— Prompt —
Show every line in the records below that contains the word "kiedy".

---------- Supplied entries

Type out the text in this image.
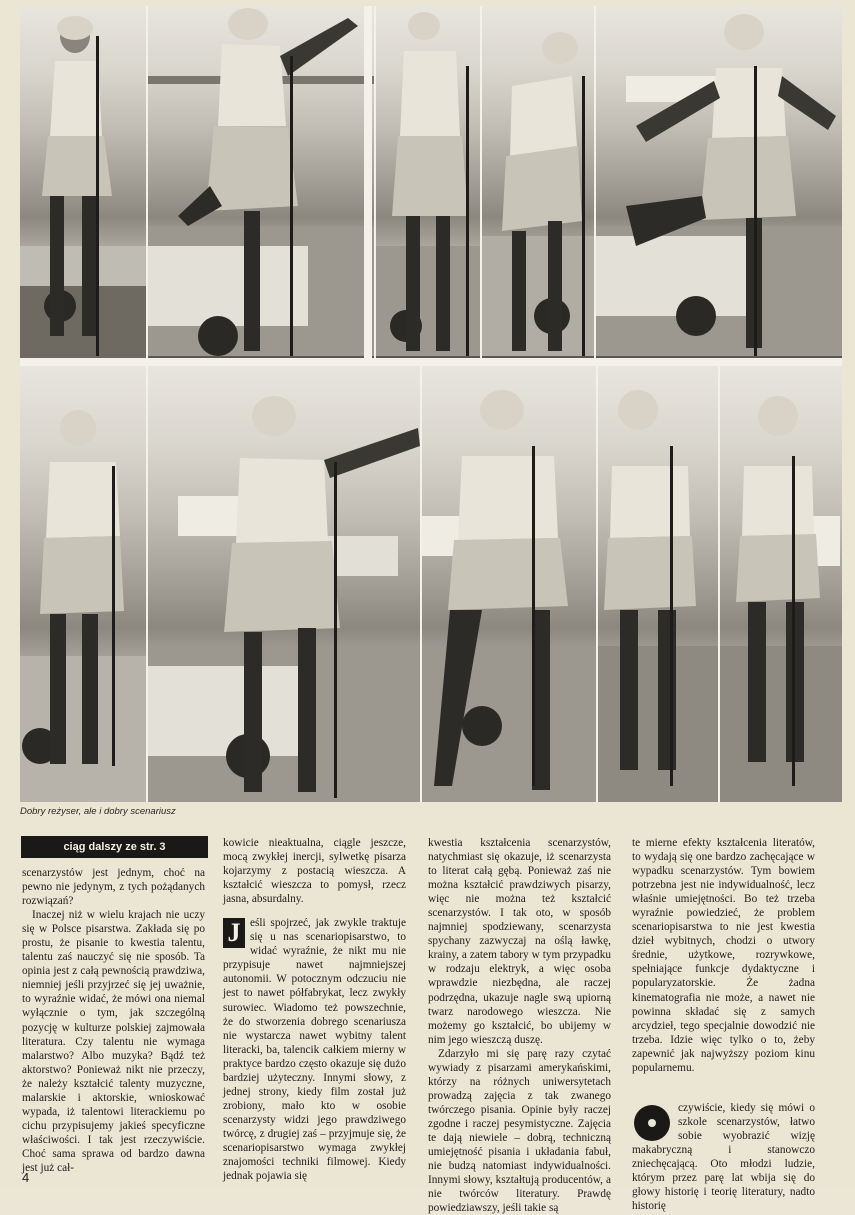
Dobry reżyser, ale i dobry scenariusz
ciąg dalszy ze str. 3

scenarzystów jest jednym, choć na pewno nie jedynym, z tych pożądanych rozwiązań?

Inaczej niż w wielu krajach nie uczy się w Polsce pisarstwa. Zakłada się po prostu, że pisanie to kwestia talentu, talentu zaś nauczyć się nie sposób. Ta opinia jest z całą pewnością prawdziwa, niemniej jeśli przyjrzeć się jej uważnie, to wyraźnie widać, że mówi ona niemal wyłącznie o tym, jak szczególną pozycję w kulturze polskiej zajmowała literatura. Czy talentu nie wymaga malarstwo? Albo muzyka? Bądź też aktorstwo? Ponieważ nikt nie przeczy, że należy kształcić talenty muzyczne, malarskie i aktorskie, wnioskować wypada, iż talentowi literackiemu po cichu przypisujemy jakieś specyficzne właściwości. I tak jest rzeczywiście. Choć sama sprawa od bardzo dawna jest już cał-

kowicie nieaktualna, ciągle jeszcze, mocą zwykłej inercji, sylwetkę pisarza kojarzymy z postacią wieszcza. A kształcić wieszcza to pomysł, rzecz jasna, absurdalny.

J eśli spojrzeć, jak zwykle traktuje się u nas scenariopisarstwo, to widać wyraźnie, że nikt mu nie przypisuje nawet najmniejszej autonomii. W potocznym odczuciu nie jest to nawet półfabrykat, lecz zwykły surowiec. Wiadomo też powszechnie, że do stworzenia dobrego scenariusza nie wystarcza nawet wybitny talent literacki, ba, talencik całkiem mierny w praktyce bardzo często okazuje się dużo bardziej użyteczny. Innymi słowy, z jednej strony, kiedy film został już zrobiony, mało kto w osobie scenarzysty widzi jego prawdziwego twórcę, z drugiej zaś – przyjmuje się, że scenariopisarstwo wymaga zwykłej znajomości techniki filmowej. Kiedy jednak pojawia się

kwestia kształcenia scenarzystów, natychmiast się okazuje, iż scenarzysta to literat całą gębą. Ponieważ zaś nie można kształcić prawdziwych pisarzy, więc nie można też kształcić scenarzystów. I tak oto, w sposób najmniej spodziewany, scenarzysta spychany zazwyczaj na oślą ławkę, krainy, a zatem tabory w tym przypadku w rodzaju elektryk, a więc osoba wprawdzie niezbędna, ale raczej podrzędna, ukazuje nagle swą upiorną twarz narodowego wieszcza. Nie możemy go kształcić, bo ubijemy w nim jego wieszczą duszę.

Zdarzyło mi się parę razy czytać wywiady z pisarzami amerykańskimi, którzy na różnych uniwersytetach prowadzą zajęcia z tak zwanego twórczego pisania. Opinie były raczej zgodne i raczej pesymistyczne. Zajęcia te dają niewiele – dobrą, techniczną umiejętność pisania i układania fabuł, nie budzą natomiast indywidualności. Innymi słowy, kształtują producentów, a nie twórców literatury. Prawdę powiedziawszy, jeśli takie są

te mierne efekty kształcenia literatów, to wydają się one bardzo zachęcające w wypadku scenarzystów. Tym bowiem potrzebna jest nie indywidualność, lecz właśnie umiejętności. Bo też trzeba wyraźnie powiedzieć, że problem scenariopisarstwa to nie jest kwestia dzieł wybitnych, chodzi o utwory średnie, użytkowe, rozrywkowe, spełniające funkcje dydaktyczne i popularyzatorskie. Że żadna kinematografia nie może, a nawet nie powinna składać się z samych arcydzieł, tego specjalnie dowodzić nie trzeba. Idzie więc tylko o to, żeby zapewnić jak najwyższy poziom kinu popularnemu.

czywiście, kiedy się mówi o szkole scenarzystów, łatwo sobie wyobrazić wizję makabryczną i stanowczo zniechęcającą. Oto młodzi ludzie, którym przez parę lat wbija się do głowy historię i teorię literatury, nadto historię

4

--------------------

— Answer to this exercise —
J eśli spojrzeć, jak zwykle traktuje się u nas scenariopisarstwo, to widać wyraźnie, że nikt mu nie przypisuje nawet najmniejszej autonomii. W potocznym odczuciu nie jest to nawet półfabrykat, lecz zwykły surowiec. Wiadomo też powszechnie, że do stworzenia dobrego scenariusza nie wystarcza nawet wybitny talent literacki, ba, talencik całkiem mierny w praktyce bardzo często okazuje się dużo bardziej użyteczny. Innymi słowy, z jednej strony, kiedy film został już zrobiony, mało kto w osobie scenarzysty widzi jego prawdziwego twórcę, z drugiej zaś – przyjmuje się, że scenariopisarstwo wymaga zwykłej znajomości techniki filmowej. Kiedy jednak pojawia się
czywiście, kiedy się mówi o szkole scenarzystów, łatwo sobie wyobrazić wizję makabryczną i stanowczo zniechęcającą. Oto młodzi ludzie, którym przez parę lat wbija się do głowy historię i teorię literatury, nadto historię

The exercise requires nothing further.